_To do_
Each line of the material must be repeated precisely, with the pictures left out.

_Supplied material_
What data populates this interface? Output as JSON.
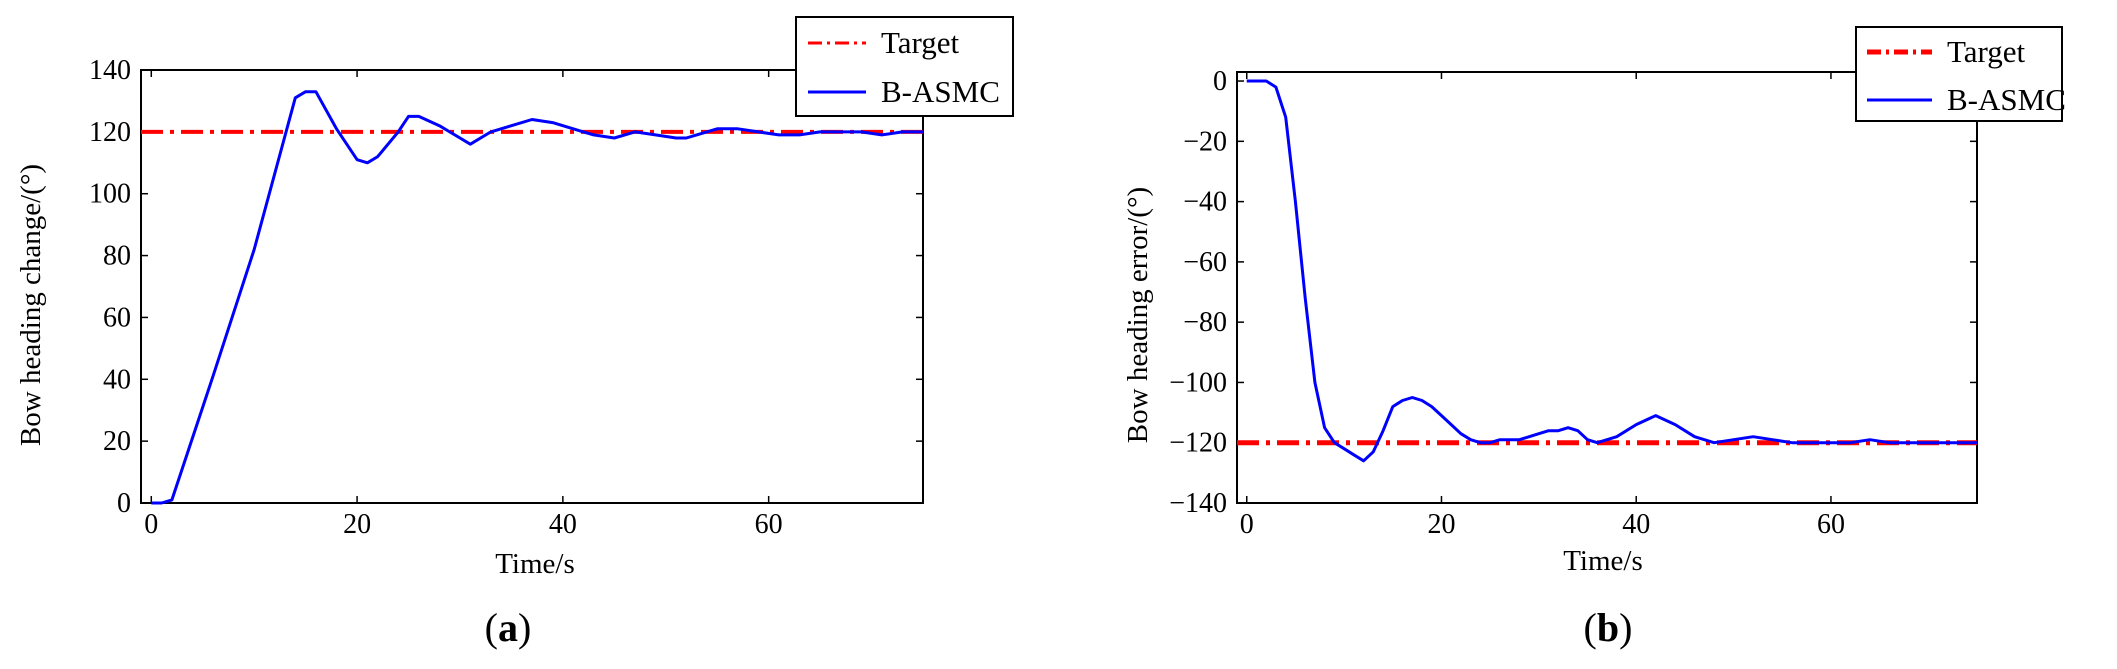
{
  "colors": {
    "target": "#ff0000",
    "series": "#0000ff",
    "axis": "#000000",
    "background": "#ffffff"
  },
  "chart_data": [
    {
      "type": "line",
      "caption_open": "(",
      "caption_letter": "a",
      "caption_close": ")",
      "xlabel": "Time/s",
      "ylabel": "Bow heading change/(°)",
      "xlim": [
        -1,
        75
      ],
      "ylim": [
        0,
        140
      ],
      "xticks": [
        0,
        20,
        40,
        60
      ],
      "yticks": [
        0,
        20,
        40,
        60,
        80,
        100,
        120,
        140
      ],
      "grid": false,
      "legend_position": "top-right",
      "series": [
        {
          "name": "Target",
          "style": "dash-dot",
          "x": [
            -1,
            75
          ],
          "y": [
            120,
            120
          ]
        },
        {
          "name": "B-ASMC",
          "style": "solid",
          "x": [
            0,
            1,
            2,
            6,
            10,
            14,
            15,
            16,
            18,
            20,
            21,
            22,
            24,
            25,
            26,
            28,
            30,
            31,
            33,
            35,
            37,
            39,
            41,
            42,
            43,
            45,
            47,
            49,
            51,
            52,
            53,
            55,
            57,
            59,
            61,
            63,
            65,
            67,
            69,
            71,
            73,
            75
          ],
          "y": [
            0,
            0,
            1,
            41,
            82,
            131,
            133,
            133,
            121,
            111,
            110,
            112,
            120,
            125,
            125,
            122,
            118,
            116,
            120,
            122,
            124,
            123,
            121,
            120,
            119,
            118,
            120,
            119,
            118,
            118,
            119,
            121,
            121,
            120,
            119,
            119,
            120,
            120,
            120,
            119,
            120,
            120
          ]
        }
      ]
    },
    {
      "type": "line",
      "caption_open": "(",
      "caption_letter": "b",
      "caption_close": ")",
      "xlabel": "Time/s",
      "ylabel": "Bow heading error/(°)",
      "xlim": [
        -1,
        75
      ],
      "ylim": [
        -140,
        3
      ],
      "xticks": [
        0,
        20,
        40,
        60
      ],
      "yticks": [
        0,
        -20,
        -40,
        -60,
        -80,
        -100,
        -120,
        -140
      ],
      "ytick_labels": [
        "0",
        "−20",
        "−40",
        "−60",
        "−80",
        "−100",
        "−120",
        "−140"
      ],
      "grid": false,
      "legend_position": "top-right",
      "series": [
        {
          "name": "Target",
          "style": "dash-dot",
          "x": [
            -1,
            75
          ],
          "y": [
            -120,
            -120
          ]
        },
        {
          "name": "B-ASMC",
          "style": "solid",
          "x": [
            0,
            1,
            2,
            3,
            4,
            5,
            6,
            7,
            8,
            9,
            10,
            11,
            12,
            13,
            14,
            15,
            16,
            17,
            18,
            19,
            20,
            21,
            22,
            23,
            24,
            25,
            26,
            28,
            30,
            31,
            32,
            33,
            34,
            35,
            36,
            38,
            40,
            42,
            44,
            46,
            48,
            50,
            52,
            54,
            56,
            58,
            60,
            62,
            64,
            66,
            68,
            70,
            72,
            75
          ],
          "y": [
            0,
            0,
            0,
            -2,
            -12,
            -40,
            -72,
            -100,
            -115,
            -120,
            -122,
            -124,
            -126,
            -123,
            -116,
            -108,
            -106,
            -105,
            -106,
            -108,
            -111,
            -114,
            -117,
            -119,
            -120,
            -120,
            -119,
            -119,
            -117,
            -116,
            -116,
            -115,
            -116,
            -119,
            -120,
            -118,
            -114,
            -111,
            -114,
            -118,
            -120,
            -119,
            -118,
            -119,
            -120,
            -120,
            -120,
            -120,
            -119,
            -120,
            -120,
            -120,
            -120,
            -120
          ]
        }
      ]
    }
  ]
}
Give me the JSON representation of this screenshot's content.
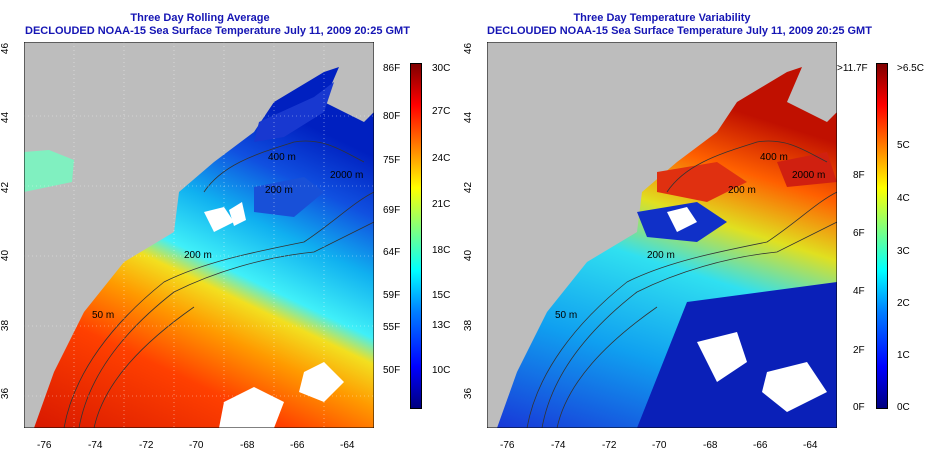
{
  "left_panel": {
    "title_line1": "Three Day Rolling Average",
    "title_line2": "DECLOUDED NOAA-15 Sea Surface Temperature July 11, 2009 20:25 GMT",
    "lat_ticks": [
      "46",
      "44",
      "42",
      "40",
      "38",
      "36"
    ],
    "lon_ticks": [
      "-76",
      "-74",
      "-72",
      "-70",
      "-68",
      "-66",
      "-64"
    ],
    "contour_labels": [
      "400 m",
      "2000 m",
      "200 m",
      "200 m",
      "50 m"
    ],
    "colorbar": {
      "fahrenheit": [
        "86F",
        "80F",
        "75F",
        "69F",
        "64F",
        "59F",
        "55F",
        "50F"
      ],
      "celsius": [
        "30C",
        "27C",
        "24C",
        "21C",
        "18C",
        "15C",
        "13C",
        "10C"
      ]
    }
  },
  "right_panel": {
    "title_line1": "Three Day Temperature Variability",
    "title_line2": "DECLOUDED NOAA-15 Sea Surface Temperature July 11, 2009 20:25 GMT",
    "lat_ticks": [
      "46",
      "44",
      "42",
      "40",
      "38",
      "36"
    ],
    "lon_ticks": [
      "-76",
      "-74",
      "-72",
      "-70",
      "-68",
      "-66",
      "-64"
    ],
    "contour_labels": [
      "400 m",
      "2000 m",
      "200 m",
      "200 m",
      "50 m"
    ],
    "colorbar": {
      "fahrenheit": [
        ">11.7F",
        "8F",
        "6F",
        "4F",
        "2F",
        "0F"
      ],
      "celsius": [
        ">6.5C",
        "5C",
        "4C",
        "3C",
        "2C",
        "1C",
        "0C"
      ]
    }
  },
  "colors": {
    "title": "#1515b4",
    "land": "#bdbdbd",
    "jet": [
      "#00007f",
      "#0000ff",
      "#007fff",
      "#00ffff",
      "#7fff7f",
      "#ffff00",
      "#ff7f00",
      "#ff0000",
      "#7f0000"
    ]
  }
}
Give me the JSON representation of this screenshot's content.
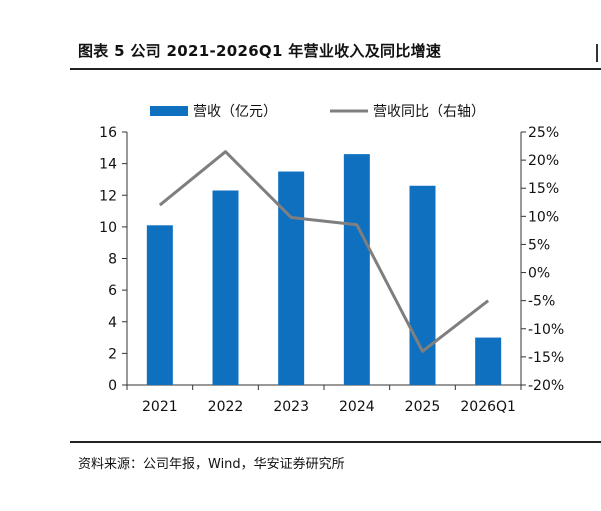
{
  "title": "图表 5 公司 2021-2026Q1 年营业收入及同比增速",
  "source": "资料来源：公司年报，Wind，华安证券研究所",
  "colors": {
    "bar": "#1070C0",
    "line": "#7F7F7F",
    "axis": "#333333"
  },
  "chart_data": {
    "type": "bar",
    "categories": [
      "2021",
      "2022",
      "2023",
      "2024",
      "2025",
      "2026Q1"
    ],
    "series": [
      {
        "name": "营收（亿元）",
        "type": "bar",
        "axis": "left",
        "values": [
          10.1,
          12.3,
          13.5,
          14.6,
          12.6,
          3.0
        ]
      },
      {
        "name": "营收同比（右轴）",
        "type": "line",
        "axis": "right",
        "values": [
          12.0,
          21.5,
          9.8,
          8.5,
          -14.0,
          -5.0
        ]
      }
    ],
    "ylim_left": [
      0,
      16
    ],
    "yticks_left": [
      "0",
      "2",
      "4",
      "6",
      "8",
      "10",
      "12",
      "14",
      "16"
    ],
    "ylim_right": [
      -20,
      25
    ],
    "yticks_right": [
      "-20%",
      "-15%",
      "-10%",
      "-5%",
      "0%",
      "5%",
      "10%",
      "15%",
      "20%",
      "25%"
    ],
    "legend_position": "top",
    "grid": false
  }
}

_Output for this exercise_
What data populates this interface? Output as JSON.
{
  "colors": {
    "target": "#ff0000",
    "series": "#0000ff",
    "axis": "#000000",
    "background": "#ffffff"
  },
  "chart_data": [
    {
      "type": "line",
      "caption_open": "(",
      "caption_letter": "a",
      "caption_close": ")",
      "xlabel": "Time/s",
      "ylabel": "Bow heading change/(°)",
      "xlim": [
        -1,
        75
      ],
      "ylim": [
        0,
        140
      ],
      "xticks": [
        0,
        20,
        40,
        60
      ],
      "yticks": [
        0,
        20,
        40,
        60,
        80,
        100,
        120,
        140
      ],
      "grid": false,
      "legend_position": "top-right",
      "series": [
        {
          "name": "Target",
          "style": "dash-dot",
          "x": [
            -1,
            75
          ],
          "y": [
            120,
            120
          ]
        },
        {
          "name": "B-ASMC",
          "style": "solid",
          "x": [
            0,
            1,
            2,
            6,
            10,
            14,
            15,
            16,
            18,
            20,
            21,
            22,
            24,
            25,
            26,
            28,
            30,
            31,
            33,
            35,
            37,
            39,
            41,
            42,
            43,
            45,
            47,
            49,
            51,
            52,
            53,
            55,
            57,
            59,
            61,
            63,
            65,
            67,
            69,
            71,
            73,
            75
          ],
          "y": [
            0,
            0,
            1,
            41,
            82,
            131,
            133,
            133,
            121,
            111,
            110,
            112,
            120,
            125,
            125,
            122,
            118,
            116,
            120,
            122,
            124,
            123,
            121,
            120,
            119,
            118,
            120,
            119,
            118,
            118,
            119,
            121,
            121,
            120,
            119,
            119,
            120,
            120,
            120,
            119,
            120,
            120
          ]
        }
      ]
    },
    {
      "type": "line",
      "caption_open": "(",
      "caption_letter": "b",
      "caption_close": ")",
      "xlabel": "Time/s",
      "ylabel": "Bow heading error/(°)",
      "xlim": [
        -1,
        75
      ],
      "ylim": [
        -140,
        3
      ],
      "xticks": [
        0,
        20,
        40,
        60
      ],
      "yticks": [
        0,
        -20,
        -40,
        -60,
        -80,
        -100,
        -120,
        -140
      ],
      "ytick_labels": [
        "0",
        "−20",
        "−40",
        "−60",
        "−80",
        "−100",
        "−120",
        "−140"
      ],
      "grid": false,
      "legend_position": "top-right",
      "series": [
        {
          "name": "Target",
          "style": "dash-dot",
          "x": [
            -1,
            75
          ],
          "y": [
            -120,
            -120
          ]
        },
        {
          "name": "B-ASMC",
          "style": "solid",
          "x": [
            0,
            1,
            2,
            3,
            4,
            5,
            6,
            7,
            8,
            9,
            10,
            11,
            12,
            13,
            14,
            15,
            16,
            17,
            18,
            19,
            20,
            21,
            22,
            23,
            24,
            25,
            26,
            28,
            30,
            31,
            32,
            33,
            34,
            35,
            36,
            38,
            40,
            42,
            44,
            46,
            48,
            50,
            52,
            54,
            56,
            58,
            60,
            62,
            64,
            66,
            68,
            70,
            72,
            75
          ],
          "y": [
            0,
            0,
            0,
            -2,
            -12,
            -40,
            -72,
            -100,
            -115,
            -120,
            -122,
            -124,
            -126,
            -123,
            -116,
            -108,
            -106,
            -105,
            -106,
            -108,
            -111,
            -114,
            -117,
            -119,
            -120,
            -120,
            -119,
            -119,
            -117,
            -116,
            -116,
            -115,
            -116,
            -119,
            -120,
            -118,
            -114,
            -111,
            -114,
            -118,
            -120,
            -119,
            -118,
            -119,
            -120,
            -120,
            -120,
            -120,
            -119,
            -120,
            -120,
            -120,
            -120,
            -120
          ]
        }
      ]
    }
  ]
}
Give me the JSON representation of this screenshot's content.
{
  "left_panel": {
    "title_line1": "Three Day Rolling Average",
    "title_line2": "DECLOUDED NOAA-15 Sea Surface Temperature July 11, 2009 20:25 GMT",
    "lat_ticks": [
      "46",
      "44",
      "42",
      "40",
      "38",
      "36"
    ],
    "lon_ticks": [
      "-76",
      "-74",
      "-72",
      "-70",
      "-68",
      "-66",
      "-64"
    ],
    "contour_labels": [
      "400 m",
      "2000 m",
      "200 m",
      "200 m",
      "50 m"
    ],
    "colorbar": {
      "fahrenheit": [
        "86F",
        "80F",
        "75F",
        "69F",
        "64F",
        "59F",
        "55F",
        "50F"
      ],
      "celsius": [
        "30C",
        "27C",
        "24C",
        "21C",
        "18C",
        "15C",
        "13C",
        "10C"
      ]
    }
  },
  "right_panel": {
    "title_line1": "Three Day Temperature Variability",
    "title_line2": "DECLOUDED NOAA-15 Sea Surface Temperature July 11, 2009 20:25 GMT",
    "lat_ticks": [
      "46",
      "44",
      "42",
      "40",
      "38",
      "36"
    ],
    "lon_ticks": [
      "-76",
      "-74",
      "-72",
      "-70",
      "-68",
      "-66",
      "-64"
    ],
    "contour_labels": [
      "400 m",
      "2000 m",
      "200 m",
      "200 m",
      "50 m"
    ],
    "colorbar": {
      "fahrenheit": [
        ">11.7F",
        "8F",
        "6F",
        "4F",
        "2F",
        "0F"
      ],
      "celsius": [
        ">6.5C",
        "5C",
        "4C",
        "3C",
        "2C",
        "1C",
        "0C"
      ]
    }
  },
  "colors": {
    "title": "#1515b4",
    "land": "#bdbdbd",
    "jet": [
      "#00007f",
      "#0000ff",
      "#007fff",
      "#00ffff",
      "#7fff7f",
      "#ffff00",
      "#ff7f00",
      "#ff0000",
      "#7f0000"
    ]
  }
}
Give me the JSON representation of this screenshot's content.
{
  "title": "图表 5 公司 2021-2026Q1 年营业收入及同比增速",
  "source": "资料来源：公司年报，Wind，华安证券研究所",
  "colors": {
    "bar": "#1070C0",
    "line": "#7F7F7F",
    "axis": "#333333"
  },
  "chart_data": {
    "type": "bar",
    "categories": [
      "2021",
      "2022",
      "2023",
      "2024",
      "2025",
      "2026Q1"
    ],
    "series": [
      {
        "name": "营收（亿元）",
        "type": "bar",
        "axis": "left",
        "values": [
          10.1,
          12.3,
          13.5,
          14.6,
          12.6,
          3.0
        ]
      },
      {
        "name": "营收同比（右轴）",
        "type": "line",
        "axis": "right",
        "values": [
          12.0,
          21.5,
          9.8,
          8.5,
          -14.0,
          -5.0
        ]
      }
    ],
    "ylim_left": [
      0,
      16
    ],
    "yticks_left": [
      "0",
      "2",
      "4",
      "6",
      "8",
      "10",
      "12",
      "14",
      "16"
    ],
    "ylim_right": [
      -20,
      25
    ],
    "yticks_right": [
      "-20%",
      "-15%",
      "-10%",
      "-5%",
      "0%",
      "5%",
      "10%",
      "15%",
      "20%",
      "25%"
    ],
    "legend_position": "top",
    "grid": false
  }
}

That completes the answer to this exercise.